▶ Aim
Read the listing and extract each line that includes the word "ular".

▶ Materials provided
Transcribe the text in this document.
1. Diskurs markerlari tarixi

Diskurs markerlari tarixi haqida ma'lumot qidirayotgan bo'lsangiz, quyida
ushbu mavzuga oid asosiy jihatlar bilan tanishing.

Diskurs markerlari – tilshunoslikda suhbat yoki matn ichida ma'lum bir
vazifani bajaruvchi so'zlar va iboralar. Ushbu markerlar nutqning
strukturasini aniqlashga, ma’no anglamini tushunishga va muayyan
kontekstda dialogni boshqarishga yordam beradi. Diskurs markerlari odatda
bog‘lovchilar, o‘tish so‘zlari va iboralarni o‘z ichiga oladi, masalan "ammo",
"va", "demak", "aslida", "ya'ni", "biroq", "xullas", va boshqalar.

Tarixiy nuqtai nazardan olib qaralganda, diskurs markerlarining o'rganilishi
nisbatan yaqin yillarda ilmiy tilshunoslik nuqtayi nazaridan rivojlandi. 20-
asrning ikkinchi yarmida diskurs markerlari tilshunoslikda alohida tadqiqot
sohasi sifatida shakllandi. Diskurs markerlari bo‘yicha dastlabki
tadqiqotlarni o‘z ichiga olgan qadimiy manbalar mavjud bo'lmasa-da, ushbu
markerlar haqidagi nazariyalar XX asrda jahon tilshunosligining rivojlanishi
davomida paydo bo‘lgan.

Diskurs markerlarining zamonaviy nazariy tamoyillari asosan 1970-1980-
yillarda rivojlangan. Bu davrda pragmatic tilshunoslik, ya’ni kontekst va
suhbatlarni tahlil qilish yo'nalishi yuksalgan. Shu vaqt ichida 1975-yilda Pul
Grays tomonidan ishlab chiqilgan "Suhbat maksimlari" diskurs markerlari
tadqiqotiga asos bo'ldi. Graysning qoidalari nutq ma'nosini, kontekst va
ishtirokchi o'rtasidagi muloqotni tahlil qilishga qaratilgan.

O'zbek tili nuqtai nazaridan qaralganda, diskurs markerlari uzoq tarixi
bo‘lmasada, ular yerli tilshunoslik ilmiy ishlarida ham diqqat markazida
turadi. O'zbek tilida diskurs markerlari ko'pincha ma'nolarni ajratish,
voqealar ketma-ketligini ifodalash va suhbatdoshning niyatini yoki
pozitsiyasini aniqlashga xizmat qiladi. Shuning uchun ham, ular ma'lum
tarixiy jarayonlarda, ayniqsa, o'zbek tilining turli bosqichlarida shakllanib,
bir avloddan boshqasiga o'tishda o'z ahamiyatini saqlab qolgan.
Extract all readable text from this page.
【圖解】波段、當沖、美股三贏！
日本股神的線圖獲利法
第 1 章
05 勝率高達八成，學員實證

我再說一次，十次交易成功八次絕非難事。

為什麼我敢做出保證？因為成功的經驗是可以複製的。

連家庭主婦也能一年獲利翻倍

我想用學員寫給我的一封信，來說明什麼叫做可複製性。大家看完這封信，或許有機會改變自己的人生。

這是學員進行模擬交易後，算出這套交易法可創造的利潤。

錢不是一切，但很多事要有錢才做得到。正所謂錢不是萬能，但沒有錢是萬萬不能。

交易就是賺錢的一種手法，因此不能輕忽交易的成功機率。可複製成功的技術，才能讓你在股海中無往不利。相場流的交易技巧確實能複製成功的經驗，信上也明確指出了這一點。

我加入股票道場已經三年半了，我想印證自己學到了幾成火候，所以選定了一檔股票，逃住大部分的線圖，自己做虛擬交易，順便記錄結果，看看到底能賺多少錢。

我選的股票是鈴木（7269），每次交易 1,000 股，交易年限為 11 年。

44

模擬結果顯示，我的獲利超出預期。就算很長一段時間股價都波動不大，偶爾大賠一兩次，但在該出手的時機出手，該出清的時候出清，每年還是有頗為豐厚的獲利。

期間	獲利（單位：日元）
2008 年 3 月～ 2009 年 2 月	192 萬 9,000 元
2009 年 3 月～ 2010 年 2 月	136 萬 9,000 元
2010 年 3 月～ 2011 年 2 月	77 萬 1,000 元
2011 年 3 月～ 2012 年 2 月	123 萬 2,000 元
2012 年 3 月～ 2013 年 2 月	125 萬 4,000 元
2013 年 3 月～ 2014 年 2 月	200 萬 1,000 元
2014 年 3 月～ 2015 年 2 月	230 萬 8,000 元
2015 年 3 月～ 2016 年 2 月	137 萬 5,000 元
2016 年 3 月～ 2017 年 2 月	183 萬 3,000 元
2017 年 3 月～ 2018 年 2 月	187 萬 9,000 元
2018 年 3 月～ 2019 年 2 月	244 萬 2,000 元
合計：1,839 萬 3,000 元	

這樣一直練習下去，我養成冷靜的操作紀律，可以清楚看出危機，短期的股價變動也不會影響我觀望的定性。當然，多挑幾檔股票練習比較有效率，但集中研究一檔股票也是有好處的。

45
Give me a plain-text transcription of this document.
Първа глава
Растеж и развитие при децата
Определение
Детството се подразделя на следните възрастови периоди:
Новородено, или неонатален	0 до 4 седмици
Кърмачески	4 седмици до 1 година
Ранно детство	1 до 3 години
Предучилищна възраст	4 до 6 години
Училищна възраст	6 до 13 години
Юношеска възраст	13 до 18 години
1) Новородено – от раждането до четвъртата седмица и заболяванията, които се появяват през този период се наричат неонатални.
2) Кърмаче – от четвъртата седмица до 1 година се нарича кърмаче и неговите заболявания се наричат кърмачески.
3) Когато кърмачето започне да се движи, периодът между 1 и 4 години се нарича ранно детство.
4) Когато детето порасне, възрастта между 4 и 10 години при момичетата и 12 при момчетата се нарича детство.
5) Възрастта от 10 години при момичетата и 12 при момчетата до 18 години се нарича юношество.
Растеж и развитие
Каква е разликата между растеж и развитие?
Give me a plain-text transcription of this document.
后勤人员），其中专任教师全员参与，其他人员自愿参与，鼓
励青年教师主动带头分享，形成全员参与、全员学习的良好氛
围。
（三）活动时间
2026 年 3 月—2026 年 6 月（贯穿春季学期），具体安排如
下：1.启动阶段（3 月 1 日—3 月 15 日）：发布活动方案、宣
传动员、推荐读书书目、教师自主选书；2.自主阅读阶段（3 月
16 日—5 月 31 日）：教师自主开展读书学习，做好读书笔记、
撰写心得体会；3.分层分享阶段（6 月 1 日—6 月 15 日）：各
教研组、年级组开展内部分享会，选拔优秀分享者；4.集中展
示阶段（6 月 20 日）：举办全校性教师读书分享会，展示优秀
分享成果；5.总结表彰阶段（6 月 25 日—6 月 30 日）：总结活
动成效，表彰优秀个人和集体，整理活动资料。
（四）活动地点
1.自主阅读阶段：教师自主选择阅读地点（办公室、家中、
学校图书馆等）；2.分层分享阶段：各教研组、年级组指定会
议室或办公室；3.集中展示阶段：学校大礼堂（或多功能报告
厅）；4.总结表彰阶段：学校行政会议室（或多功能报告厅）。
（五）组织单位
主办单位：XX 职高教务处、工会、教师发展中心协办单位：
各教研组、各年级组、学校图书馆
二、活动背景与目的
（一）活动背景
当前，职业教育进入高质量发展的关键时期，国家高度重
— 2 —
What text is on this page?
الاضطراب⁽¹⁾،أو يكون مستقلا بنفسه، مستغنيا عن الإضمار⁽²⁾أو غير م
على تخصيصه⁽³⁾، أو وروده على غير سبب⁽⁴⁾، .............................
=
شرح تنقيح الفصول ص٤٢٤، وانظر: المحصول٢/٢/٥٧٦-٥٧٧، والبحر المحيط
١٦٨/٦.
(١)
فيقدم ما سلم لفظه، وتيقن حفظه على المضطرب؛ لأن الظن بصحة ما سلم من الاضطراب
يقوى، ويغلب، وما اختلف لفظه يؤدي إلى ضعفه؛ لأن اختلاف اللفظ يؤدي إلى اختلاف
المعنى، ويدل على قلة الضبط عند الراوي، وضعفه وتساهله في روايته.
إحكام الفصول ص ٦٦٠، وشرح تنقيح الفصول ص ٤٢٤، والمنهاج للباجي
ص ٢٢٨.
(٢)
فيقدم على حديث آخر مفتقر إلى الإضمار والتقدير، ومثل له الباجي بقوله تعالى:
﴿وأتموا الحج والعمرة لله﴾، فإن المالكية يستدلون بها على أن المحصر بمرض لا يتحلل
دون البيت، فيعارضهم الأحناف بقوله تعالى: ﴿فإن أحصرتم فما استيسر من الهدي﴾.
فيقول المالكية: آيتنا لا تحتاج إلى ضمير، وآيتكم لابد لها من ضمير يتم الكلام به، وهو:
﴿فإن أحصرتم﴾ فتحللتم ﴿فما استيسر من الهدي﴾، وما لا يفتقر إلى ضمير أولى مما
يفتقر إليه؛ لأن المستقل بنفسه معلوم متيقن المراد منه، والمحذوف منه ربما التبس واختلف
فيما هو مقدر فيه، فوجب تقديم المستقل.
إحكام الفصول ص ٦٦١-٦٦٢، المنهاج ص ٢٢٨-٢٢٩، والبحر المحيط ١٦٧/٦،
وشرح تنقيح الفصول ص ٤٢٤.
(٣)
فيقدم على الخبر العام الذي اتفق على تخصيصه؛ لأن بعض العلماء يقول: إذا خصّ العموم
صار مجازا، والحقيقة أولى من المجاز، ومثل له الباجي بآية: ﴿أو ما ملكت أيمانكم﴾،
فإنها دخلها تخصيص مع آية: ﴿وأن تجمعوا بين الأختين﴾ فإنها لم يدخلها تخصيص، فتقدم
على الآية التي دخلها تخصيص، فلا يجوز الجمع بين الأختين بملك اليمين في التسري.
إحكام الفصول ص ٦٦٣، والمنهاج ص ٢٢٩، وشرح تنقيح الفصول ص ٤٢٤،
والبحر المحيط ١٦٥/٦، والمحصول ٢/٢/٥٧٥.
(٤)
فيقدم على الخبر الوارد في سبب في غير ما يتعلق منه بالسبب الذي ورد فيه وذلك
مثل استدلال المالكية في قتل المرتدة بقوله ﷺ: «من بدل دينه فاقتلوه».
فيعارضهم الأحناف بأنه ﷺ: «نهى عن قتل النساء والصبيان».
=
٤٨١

▶ Result
bo‘lmasada, ular yerli tilshunoslik ilmiy ishlarida ham diqqat markazida
pozitsiyasini aniqlashga xizmat qiladi. Shuning uchun ham, ular ma'lum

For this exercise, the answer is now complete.